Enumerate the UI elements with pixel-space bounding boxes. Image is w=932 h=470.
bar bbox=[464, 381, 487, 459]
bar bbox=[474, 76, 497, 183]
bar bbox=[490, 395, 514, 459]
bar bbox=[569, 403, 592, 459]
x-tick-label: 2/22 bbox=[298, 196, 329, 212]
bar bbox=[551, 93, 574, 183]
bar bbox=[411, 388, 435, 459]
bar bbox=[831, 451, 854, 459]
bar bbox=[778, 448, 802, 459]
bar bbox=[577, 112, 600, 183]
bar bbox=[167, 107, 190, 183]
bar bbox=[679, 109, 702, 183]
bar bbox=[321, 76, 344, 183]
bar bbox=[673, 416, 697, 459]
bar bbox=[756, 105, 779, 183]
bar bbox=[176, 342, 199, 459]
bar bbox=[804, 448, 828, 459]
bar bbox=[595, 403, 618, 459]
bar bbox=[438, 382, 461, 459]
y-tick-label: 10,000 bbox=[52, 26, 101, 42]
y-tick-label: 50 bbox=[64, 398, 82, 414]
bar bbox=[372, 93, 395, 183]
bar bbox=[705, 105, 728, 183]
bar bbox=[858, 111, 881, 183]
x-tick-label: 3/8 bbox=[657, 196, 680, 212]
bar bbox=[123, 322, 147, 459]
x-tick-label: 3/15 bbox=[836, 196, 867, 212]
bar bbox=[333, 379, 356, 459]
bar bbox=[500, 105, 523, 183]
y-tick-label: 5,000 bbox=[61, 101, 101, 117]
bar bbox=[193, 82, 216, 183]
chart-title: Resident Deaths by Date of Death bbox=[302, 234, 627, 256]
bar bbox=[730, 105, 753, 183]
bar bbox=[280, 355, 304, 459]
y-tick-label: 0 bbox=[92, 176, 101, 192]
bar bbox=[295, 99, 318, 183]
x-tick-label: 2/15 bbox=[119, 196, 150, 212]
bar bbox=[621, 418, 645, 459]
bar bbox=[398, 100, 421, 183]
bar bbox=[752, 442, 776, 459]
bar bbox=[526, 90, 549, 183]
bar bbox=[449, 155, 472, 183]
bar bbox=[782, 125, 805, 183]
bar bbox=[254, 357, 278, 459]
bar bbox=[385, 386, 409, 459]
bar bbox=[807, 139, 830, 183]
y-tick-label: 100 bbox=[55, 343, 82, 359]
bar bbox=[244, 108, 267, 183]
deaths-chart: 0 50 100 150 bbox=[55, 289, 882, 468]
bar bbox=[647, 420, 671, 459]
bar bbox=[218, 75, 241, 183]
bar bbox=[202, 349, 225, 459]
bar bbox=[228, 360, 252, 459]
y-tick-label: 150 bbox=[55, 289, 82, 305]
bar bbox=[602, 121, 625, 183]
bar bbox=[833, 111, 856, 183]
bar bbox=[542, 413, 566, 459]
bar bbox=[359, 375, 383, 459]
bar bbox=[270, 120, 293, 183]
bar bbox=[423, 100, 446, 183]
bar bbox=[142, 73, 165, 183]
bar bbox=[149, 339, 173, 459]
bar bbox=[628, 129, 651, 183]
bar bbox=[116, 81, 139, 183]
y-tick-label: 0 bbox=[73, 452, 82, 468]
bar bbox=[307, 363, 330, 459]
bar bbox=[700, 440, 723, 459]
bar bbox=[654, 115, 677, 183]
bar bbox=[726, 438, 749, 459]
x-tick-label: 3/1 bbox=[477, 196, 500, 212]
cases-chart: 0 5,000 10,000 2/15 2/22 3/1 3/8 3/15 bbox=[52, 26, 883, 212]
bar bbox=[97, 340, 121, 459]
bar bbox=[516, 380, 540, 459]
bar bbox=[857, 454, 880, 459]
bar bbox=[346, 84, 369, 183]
■ ■ ■
WHAT THE TASK REQUIRES: Copy the data above line for line, with every character unchanged.

RESULT FOR THIS EXERCISE:
Enumerate the UI elements with pixel-space bounding boxes. Image is w=932 h=470.
bar bbox=[464, 381, 487, 459]
bar bbox=[474, 76, 497, 183]
bar bbox=[490, 395, 514, 459]
bar bbox=[569, 403, 592, 459]
x-tick-label: 2/22 bbox=[298, 196, 329, 212]
bar bbox=[551, 93, 574, 183]
bar bbox=[411, 388, 435, 459]
bar bbox=[831, 451, 854, 459]
bar bbox=[778, 448, 802, 459]
bar bbox=[577, 112, 600, 183]
bar bbox=[167, 107, 190, 183]
bar bbox=[679, 109, 702, 183]
bar bbox=[321, 76, 344, 183]
bar bbox=[673, 416, 697, 459]
bar bbox=[756, 105, 779, 183]
bar bbox=[176, 342, 199, 459]
bar bbox=[804, 448, 828, 459]
bar bbox=[595, 403, 618, 459]
bar bbox=[438, 382, 461, 459]
y-tick-label: 10,000 bbox=[52, 26, 101, 42]
y-tick-label: 50 bbox=[64, 398, 82, 414]
bar bbox=[372, 93, 395, 183]
bar bbox=[705, 105, 728, 183]
bar bbox=[858, 111, 881, 183]
x-tick-label: 3/8 bbox=[657, 196, 680, 212]
bar bbox=[123, 322, 147, 459]
x-tick-label: 3/15 bbox=[836, 196, 867, 212]
bar bbox=[333, 379, 356, 459]
bar bbox=[500, 105, 523, 183]
y-tick-label: 5,000 bbox=[61, 101, 101, 117]
bar bbox=[193, 82, 216, 183]
chart-title: Resident Deaths by Date of Death bbox=[302, 234, 627, 256]
bar bbox=[730, 105, 753, 183]
bar bbox=[280, 355, 304, 459]
y-tick-label: 0 bbox=[92, 176, 101, 192]
bar bbox=[295, 99, 318, 183]
x-tick-label: 2/15 bbox=[119, 196, 150, 212]
bar bbox=[621, 418, 645, 459]
bar bbox=[398, 100, 421, 183]
bar bbox=[752, 442, 776, 459]
bar bbox=[526, 90, 549, 183]
bar bbox=[449, 155, 472, 183]
bar bbox=[782, 125, 805, 183]
bar bbox=[254, 357, 278, 459]
bar bbox=[385, 386, 409, 459]
bar bbox=[807, 139, 830, 183]
y-tick-label: 100 bbox=[55, 343, 82, 359]
bar bbox=[244, 108, 267, 183]
deaths-chart: 0 50 100 150 bbox=[55, 289, 882, 468]
bar bbox=[647, 420, 671, 459]
bar bbox=[218, 75, 241, 183]
bar bbox=[202, 349, 225, 459]
bar bbox=[228, 360, 252, 459]
y-tick-label: 150 bbox=[55, 289, 82, 305]
bar bbox=[602, 121, 625, 183]
bar bbox=[833, 111, 856, 183]
bar bbox=[542, 413, 566, 459]
bar bbox=[359, 375, 383, 459]
bar bbox=[270, 120, 293, 183]
bar bbox=[423, 100, 446, 183]
bar bbox=[142, 73, 165, 183]
bar bbox=[149, 339, 173, 459]
bar bbox=[628, 129, 651, 183]
bar bbox=[116, 81, 139, 183]
y-tick-label: 0 bbox=[73, 452, 82, 468]
bar bbox=[307, 363, 330, 459]
bar bbox=[700, 440, 723, 459]
bar bbox=[654, 115, 677, 183]
bar bbox=[726, 438, 749, 459]
x-tick-label: 3/1 bbox=[477, 196, 500, 212]
cases-chart: 0 5,000 10,000 2/15 2/22 3/1 3/8 3/15 bbox=[52, 26, 883, 212]
bar bbox=[97, 340, 121, 459]
bar bbox=[516, 380, 540, 459]
bar bbox=[857, 454, 880, 459]
bar bbox=[346, 84, 369, 183]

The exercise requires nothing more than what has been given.